[Dataset records]
— START —

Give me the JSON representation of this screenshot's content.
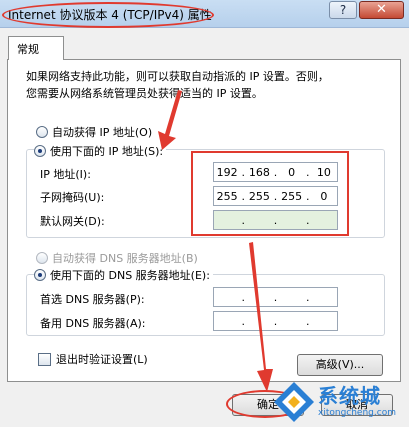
{
  "window": {
    "title": "Internet 协议版本 4 (TCP/IPv4) 属性",
    "help_label": "?",
    "close_label": "✕"
  },
  "tabs": [
    {
      "label": "常规"
    }
  ],
  "intro": {
    "line1": "如果网络支持此功能，则可以获取自动指派的 IP 设置。否则，",
    "line2": "您需要从网络系统管理员处获得适当的 IP 设置。"
  },
  "ip_section": {
    "auto_label": "自动获得 IP 地址(O)",
    "manual_label": "使用下面的 IP 地址(S):",
    "fields": [
      {
        "label": "IP 地址(I):",
        "segments": [
          "192",
          "168",
          "0",
          "10"
        ]
      },
      {
        "label": "子网掩码(U):",
        "segments": [
          "255",
          "255",
          "255",
          "0"
        ]
      },
      {
        "label": "默认网关(D):",
        "segments": [
          "",
          "",
          "",
          ""
        ]
      }
    ]
  },
  "dns_section": {
    "auto_label": "自动获得 DNS 服务器地址(B)",
    "manual_label": "使用下面的 DNS 服务器地址(E):",
    "fields": [
      {
        "label": "首选 DNS 服务器(P):",
        "segments": [
          "",
          "",
          "",
          ""
        ]
      },
      {
        "label": "备用 DNS 服务器(A):",
        "segments": [
          "",
          "",
          "",
          ""
        ]
      }
    ]
  },
  "validate_label": "退出时验证设置(L)",
  "advanced_label": "高级(V)...",
  "ok_label": "确定",
  "cancel_label": "取消",
  "watermark": {
    "name": "系统城",
    "url": "xitongcheng.com"
  },
  "colors": {
    "annotation_red": "#e03a2f",
    "titlebar": "#c9def3",
    "close_red": "#c44a34",
    "watermark_blue": "#2a7fd4"
  }
}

— END —

EXERCISE GOAL: Are you able to set down all the lines above exactly, without any pictures?

COMPLETE RESPONSE:
Give me the JSON representation of this screenshot's content.
{
  "window": {
    "title": "Internet 协议版本 4 (TCP/IPv4) 属性",
    "help_label": "?",
    "close_label": "✕"
  },
  "tabs": [
    {
      "label": "常规"
    }
  ],
  "intro": {
    "line1": "如果网络支持此功能，则可以获取自动指派的 IP 设置。否则，",
    "line2": "您需要从网络系统管理员处获得适当的 IP 设置。"
  },
  "ip_section": {
    "auto_label": "自动获得 IP 地址(O)",
    "manual_label": "使用下面的 IP 地址(S):",
    "fields": [
      {
        "label": "IP 地址(I):",
        "segments": [
          "192",
          "168",
          "0",
          "10"
        ]
      },
      {
        "label": "子网掩码(U):",
        "segments": [
          "255",
          "255",
          "255",
          "0"
        ]
      },
      {
        "label": "默认网关(D):",
        "segments": [
          "",
          "",
          "",
          ""
        ]
      }
    ]
  },
  "dns_section": {
    "auto_label": "自动获得 DNS 服务器地址(B)",
    "manual_label": "使用下面的 DNS 服务器地址(E):",
    "fields": [
      {
        "label": "首选 DNS 服务器(P):",
        "segments": [
          "",
          "",
          "",
          ""
        ]
      },
      {
        "label": "备用 DNS 服务器(A):",
        "segments": [
          "",
          "",
          "",
          ""
        ]
      }
    ]
  },
  "validate_label": "退出时验证设置(L)",
  "advanced_label": "高级(V)...",
  "ok_label": "确定",
  "cancel_label": "取消",
  "watermark": {
    "name": "系统城",
    "url": "xitongcheng.com"
  },
  "colors": {
    "annotation_red": "#e03a2f",
    "titlebar": "#c9def3",
    "close_red": "#c44a34",
    "watermark_blue": "#2a7fd4"
  }
}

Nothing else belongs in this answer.